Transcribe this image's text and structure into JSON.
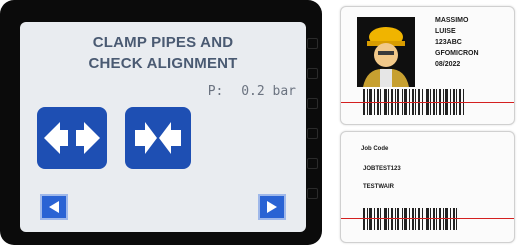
{
  "display": {
    "title_line1": "CLAMP PIPES AND",
    "title_line2": "CHECK ALIGNMENT",
    "pressure_label": "P:",
    "pressure_value": "0.2 bar",
    "buttons": {
      "open_clamps_icon": "arrows-apart-icon",
      "close_clamps_icon": "arrows-together-icon",
      "prev_icon": "triangle-left-icon",
      "next_icon": "triangle-right-icon"
    },
    "colors": {
      "screen_bg": "#e9ecf0",
      "title_text": "#4a5a72",
      "button_blue": "#1e4fb3"
    }
  },
  "operator_card": {
    "name_first": "MASSIMO",
    "name_last": "LUISE",
    "id": "123ABC",
    "company": "GFOMICRON",
    "date": "08/2022"
  },
  "job_card": {
    "label": "Job Code",
    "code": "JOBTEST123",
    "name": "TESTWAIR"
  }
}
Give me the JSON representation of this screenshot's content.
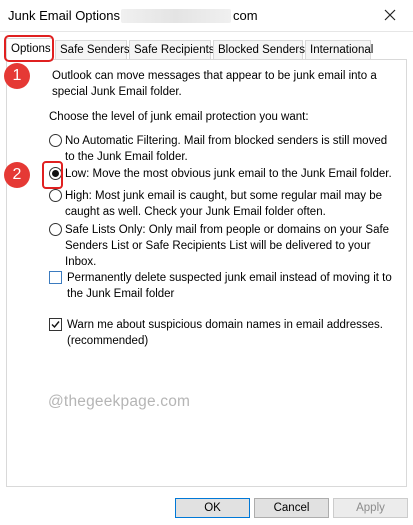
{
  "window": {
    "title": "Junk Email Options -",
    "title_suffix": "com",
    "close_icon": "close-icon"
  },
  "tabs": [
    {
      "label": "Options",
      "active": true
    },
    {
      "label": "Safe Senders",
      "active": false
    },
    {
      "label": "Safe Recipients",
      "active": false
    },
    {
      "label": "Blocked Senders",
      "active": false
    },
    {
      "label": "International",
      "active": false
    }
  ],
  "options": {
    "intro": "Outlook can move messages that appear to be junk email into a special Junk Email folder.",
    "level_prompt": "Choose the level of junk email protection you want:",
    "levels": [
      {
        "label": "No Automatic Filtering. Mail from blocked senders is still moved to the Junk Email folder.",
        "checked": false
      },
      {
        "label": "Low: Move the most obvious junk email to the Junk Email folder.",
        "checked": true
      },
      {
        "label": "High: Most junk email is caught, but some regular mail may be caught as well. Check your Junk Email folder often.",
        "checked": false
      },
      {
        "label": "Safe Lists Only: Only mail from people or domains on your Safe Senders List or Safe Recipients List will be delivered to your Inbox.",
        "checked": false
      }
    ],
    "permanent_delete": {
      "label": "Permanently delete suspected junk email instead of moving it to the Junk Email folder",
      "checked": false
    },
    "warn_domains": {
      "label": "Warn me about suspicious domain names in email addresses. (recommended)",
      "checked": true
    }
  },
  "annotations": {
    "step1": "1",
    "step2": "2",
    "color": "#e53935"
  },
  "watermark": "@thegeekpage.com",
  "buttons": {
    "ok": "OK",
    "cancel": "Cancel",
    "apply": "Apply"
  }
}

• • • •

Exercise brief = Nothing in the entries should change as you copy them, except that the pictures are left out.

Solution to the exercise =
Transcribe this image's text and structure into JSON.
{
  "display": {
    "title_line1": "CLAMP PIPES AND",
    "title_line2": "CHECK ALIGNMENT",
    "pressure_label": "P:",
    "pressure_value": "0.2 bar",
    "buttons": {
      "open_clamps_icon": "arrows-apart-icon",
      "close_clamps_icon": "arrows-together-icon",
      "prev_icon": "triangle-left-icon",
      "next_icon": "triangle-right-icon"
    },
    "colors": {
      "screen_bg": "#e9ecf0",
      "title_text": "#4a5a72",
      "button_blue": "#1e4fb3"
    }
  },
  "operator_card": {
    "name_first": "MASSIMO",
    "name_last": "LUISE",
    "id": "123ABC",
    "company": "GFOMICRON",
    "date": "08/2022"
  },
  "job_card": {
    "label": "Job Code",
    "code": "JOBTEST123",
    "name": "TESTWAIR"
  }
}
Give me the JSON representation of this screenshot's content.
{
  "window": {
    "title": "Junk Email Options -",
    "title_suffix": "com",
    "close_icon": "close-icon"
  },
  "tabs": [
    {
      "label": "Options",
      "active": true
    },
    {
      "label": "Safe Senders",
      "active": false
    },
    {
      "label": "Safe Recipients",
      "active": false
    },
    {
      "label": "Blocked Senders",
      "active": false
    },
    {
      "label": "International",
      "active": false
    }
  ],
  "options": {
    "intro": "Outlook can move messages that appear to be junk email into a special Junk Email folder.",
    "level_prompt": "Choose the level of junk email protection you want:",
    "levels": [
      {
        "label": "No Automatic Filtering. Mail from blocked senders is still moved to the Junk Email folder.",
        "checked": false
      },
      {
        "label": "Low: Move the most obvious junk email to the Junk Email folder.",
        "checked": true
      },
      {
        "label": "High: Most junk email is caught, but some regular mail may be caught as well. Check your Junk Email folder often.",
        "checked": false
      },
      {
        "label": "Safe Lists Only: Only mail from people or domains on your Safe Senders List or Safe Recipients List will be delivered to your Inbox.",
        "checked": false
      }
    ],
    "permanent_delete": {
      "label": "Permanently delete suspected junk email instead of moving it to the Junk Email folder",
      "checked": false
    },
    "warn_domains": {
      "label": "Warn me about suspicious domain names in email addresses. (recommended)",
      "checked": true
    }
  },
  "annotations": {
    "step1": "1",
    "step2": "2",
    "color": "#e53935"
  },
  "watermark": "@thegeekpage.com",
  "buttons": {
    "ok": "OK",
    "cancel": "Cancel",
    "apply": "Apply"
  }
}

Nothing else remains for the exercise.